**EXERCISE:** Beneath this sentence is a set of records; write each of them out exactly.

Collected data entries
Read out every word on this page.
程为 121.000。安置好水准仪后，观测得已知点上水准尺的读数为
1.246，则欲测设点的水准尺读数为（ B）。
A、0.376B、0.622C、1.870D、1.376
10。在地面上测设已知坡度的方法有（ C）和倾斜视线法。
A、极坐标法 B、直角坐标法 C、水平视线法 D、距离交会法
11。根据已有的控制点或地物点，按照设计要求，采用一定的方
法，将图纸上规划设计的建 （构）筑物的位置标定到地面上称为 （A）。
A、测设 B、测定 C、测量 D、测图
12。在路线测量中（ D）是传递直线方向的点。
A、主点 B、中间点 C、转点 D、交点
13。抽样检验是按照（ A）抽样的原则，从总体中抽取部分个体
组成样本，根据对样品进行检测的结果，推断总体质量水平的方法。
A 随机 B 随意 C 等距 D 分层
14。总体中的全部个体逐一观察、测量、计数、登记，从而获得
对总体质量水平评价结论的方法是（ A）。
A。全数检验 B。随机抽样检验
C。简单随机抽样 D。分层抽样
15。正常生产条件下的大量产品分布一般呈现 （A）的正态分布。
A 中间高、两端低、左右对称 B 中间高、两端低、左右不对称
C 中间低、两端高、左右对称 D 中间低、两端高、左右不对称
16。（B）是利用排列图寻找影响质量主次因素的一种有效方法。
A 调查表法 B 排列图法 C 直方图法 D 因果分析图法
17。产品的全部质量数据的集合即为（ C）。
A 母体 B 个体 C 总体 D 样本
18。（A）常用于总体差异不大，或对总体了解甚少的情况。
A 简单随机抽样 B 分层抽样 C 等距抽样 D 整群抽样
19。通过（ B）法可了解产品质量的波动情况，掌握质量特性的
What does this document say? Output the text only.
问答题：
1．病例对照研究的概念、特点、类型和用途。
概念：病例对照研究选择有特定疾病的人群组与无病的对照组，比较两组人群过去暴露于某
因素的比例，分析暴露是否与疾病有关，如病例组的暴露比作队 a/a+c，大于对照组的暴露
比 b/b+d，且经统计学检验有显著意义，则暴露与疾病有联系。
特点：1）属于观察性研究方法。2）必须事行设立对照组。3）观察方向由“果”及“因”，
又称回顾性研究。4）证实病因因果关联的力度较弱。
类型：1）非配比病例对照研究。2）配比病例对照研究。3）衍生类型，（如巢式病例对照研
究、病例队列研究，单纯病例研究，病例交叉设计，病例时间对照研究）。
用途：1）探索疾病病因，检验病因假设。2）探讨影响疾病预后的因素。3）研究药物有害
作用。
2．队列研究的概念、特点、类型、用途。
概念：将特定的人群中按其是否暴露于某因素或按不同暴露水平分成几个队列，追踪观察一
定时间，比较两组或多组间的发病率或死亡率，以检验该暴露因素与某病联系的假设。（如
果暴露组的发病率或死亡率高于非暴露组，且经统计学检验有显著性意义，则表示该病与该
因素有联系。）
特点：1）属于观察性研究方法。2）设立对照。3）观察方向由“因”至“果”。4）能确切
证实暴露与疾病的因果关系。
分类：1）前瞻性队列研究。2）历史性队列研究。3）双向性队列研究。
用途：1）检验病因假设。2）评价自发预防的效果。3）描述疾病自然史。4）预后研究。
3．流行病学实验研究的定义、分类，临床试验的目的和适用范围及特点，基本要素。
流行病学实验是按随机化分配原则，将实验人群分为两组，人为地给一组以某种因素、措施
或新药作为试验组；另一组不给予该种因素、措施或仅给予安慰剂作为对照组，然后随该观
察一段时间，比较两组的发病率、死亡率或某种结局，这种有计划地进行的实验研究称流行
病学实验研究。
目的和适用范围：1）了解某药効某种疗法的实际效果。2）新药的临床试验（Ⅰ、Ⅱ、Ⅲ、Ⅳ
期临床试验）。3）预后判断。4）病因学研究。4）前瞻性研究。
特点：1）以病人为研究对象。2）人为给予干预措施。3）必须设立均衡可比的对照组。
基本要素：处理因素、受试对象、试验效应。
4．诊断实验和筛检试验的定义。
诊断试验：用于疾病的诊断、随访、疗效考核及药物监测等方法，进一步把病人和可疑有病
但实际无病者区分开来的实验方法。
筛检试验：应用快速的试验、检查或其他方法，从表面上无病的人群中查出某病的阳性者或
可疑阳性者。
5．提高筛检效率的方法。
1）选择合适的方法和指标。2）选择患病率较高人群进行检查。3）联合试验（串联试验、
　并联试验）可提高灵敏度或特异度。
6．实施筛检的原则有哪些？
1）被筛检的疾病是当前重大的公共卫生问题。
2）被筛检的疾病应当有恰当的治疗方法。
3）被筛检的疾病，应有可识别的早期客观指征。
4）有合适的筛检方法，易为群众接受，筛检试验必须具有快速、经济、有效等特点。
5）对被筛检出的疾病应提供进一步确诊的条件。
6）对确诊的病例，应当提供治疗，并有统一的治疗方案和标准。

**OUTPUT BELOW:**
Read out every word on this page.
程为 121.000。安置好水准仪后，观测得已知点上水准尺的读数为
1.246，则欲测设点的水准尺读数为（ B）。
A、0.376B、0.622C、1.870D、1.376
10。在地面上测设已知坡度的方法有（ C）和倾斜视线法。
A、极坐标法 B、直角坐标法 C、水平视线法 D、距离交会法
11。根据已有的控制点或地物点，按照设计要求，采用一定的方
法，将图纸上规划设计的建 （构）筑物的位置标定到地面上称为 （A）。
A、测设 B、测定 C、测量 D、测图
12。在路线测量中（ D）是传递直线方向的点。
A、主点 B、中间点 C、转点 D、交点
13。抽样检验是按照（ A）抽样的原则，从总体中抽取部分个体
组成样本，根据对样品进行检测的结果，推断总体质量水平的方法。
A 随机 B 随意 C 等距 D 分层
14。总体中的全部个体逐一观察、测量、计数、登记，从而获得
对总体质量水平评价结论的方法是（ A）。
A。全数检验 B。随机抽样检验
C。简单随机抽样 D。分层抽样
15。正常生产条件下的大量产品分布一般呈现 （A）的正态分布。
A 中间高、两端低、左右对称 B 中间高、两端低、左右不对称
C 中间低、两端高、左右对称 D 中间低、两端高、左右不对称
16。（B）是利用排列图寻找影响质量主次因素的一种有效方法。
A 调查表法 B 排列图法 C 直方图法 D 因果分析图法
17。产品的全部质量数据的集合即为（ C）。
A 母体 B 个体 C 总体 D 样本
18。（A）常用于总体差异不大，或对总体了解甚少的情况。
A 简单随机抽样 B 分层抽样 C 等距抽样 D 整群抽样
19。通过（ B）法可了解产品质量的波动情况，掌握质量特性的
What does this document say? Output the text only.
问答题：
1．病例对照研究的概念、特点、类型和用途。
概念：病例对照研究选择有特定疾病的人群组与无病的对照组，比较两组人群过去暴露于某
因素的比例，分析暴露是否与疾病有关，如病例组的暴露比作队 a/a+c，大于对照组的暴露
比 b/b+d，且经统计学检验有显著意义，则暴露与疾病有联系。
特点：1）属于观察性研究方法。2）必须事行设立对照组。3）观察方向由“果”及“因”，
又称回顾性研究。4）证实病因因果关联的力度较弱。
类型：1）非配比病例对照研究。2）配比病例对照研究。3）衍生类型，（如巢式病例对照研
究、病例队列研究，单纯病例研究，病例交叉设计，病例时间对照研究）。
用途：1）探索疾病病因，检验病因假设。2）探讨影响疾病预后的因素。3）研究药物有害
作用。
2．队列研究的概念、特点、类型、用途。
概念：将特定的人群中按其是否暴露于某因素或按不同暴露水平分成几个队列，追踪观察一
定时间，比较两组或多组间的发病率或死亡率，以检验该暴露因素与某病联系的假设。（如
果暴露组的发病率或死亡率高于非暴露组，且经统计学检验有显著性意义，则表示该病与该
因素有联系。）
特点：1）属于观察性研究方法。2）设立对照。3）观察方向由“因”至“果”。4）能确切
证实暴露与疾病的因果关系。
分类：1）前瞻性队列研究。2）历史性队列研究。3）双向性队列研究。
用途：1）检验病因假设。2）评价自发预防的效果。3）描述疾病自然史。4）预后研究。
3．流行病学实验研究的定义、分类，临床试验的目的和适用范围及特点，基本要素。
流行病学实验是按随机化分配原则，将实验人群分为两组，人为地给一组以某种因素、措施
或新药作为试验组；另一组不给予该种因素、措施或仅给予安慰剂作为对照组，然后随该观
察一段时间，比较两组的发病率、死亡率或某种结局，这种有计划地进行的实验研究称流行
病学实验研究。
目的和适用范围：1）了解某药効某种疗法的实际效果。2）新药的临床试验（Ⅰ、Ⅱ、Ⅲ、Ⅳ
期临床试验）。3）预后判断。4）病因学研究。4）前瞻性研究。
特点：1）以病人为研究对象。2）人为给予干预措施。3）必须设立均衡可比的对照组。
基本要素：处理因素、受试对象、试验效应。
4．诊断实验和筛检试验的定义。
诊断试验：用于疾病的诊断、随访、疗效考核及药物监测等方法，进一步把病人和可疑有病
但实际无病者区分开来的实验方法。
筛检试验：应用快速的试验、检查或其他方法，从表面上无病的人群中查出某病的阳性者或
可疑阳性者。
5．提高筛检效率的方法。
1）选择合适的方法和指标。2）选择患病率较高人群进行检查。3）联合试验（串联试验、
　并联试验）可提高灵敏度或特异度。
6．实施筛检的原则有哪些？
1）被筛检的疾病是当前重大的公共卫生问题。
2）被筛检的疾病应当有恰当的治疗方法。
3）被筛检的疾病，应有可识别的早期客观指征。
4）有合适的筛检方法，易为群众接受，筛检试验必须具有快速、经济、有效等特点。
5）对被筛检出的疾病应提供进一步确诊的条件。
6）对确诊的病例，应当提供治疗，并有统一的治疗方案和标准。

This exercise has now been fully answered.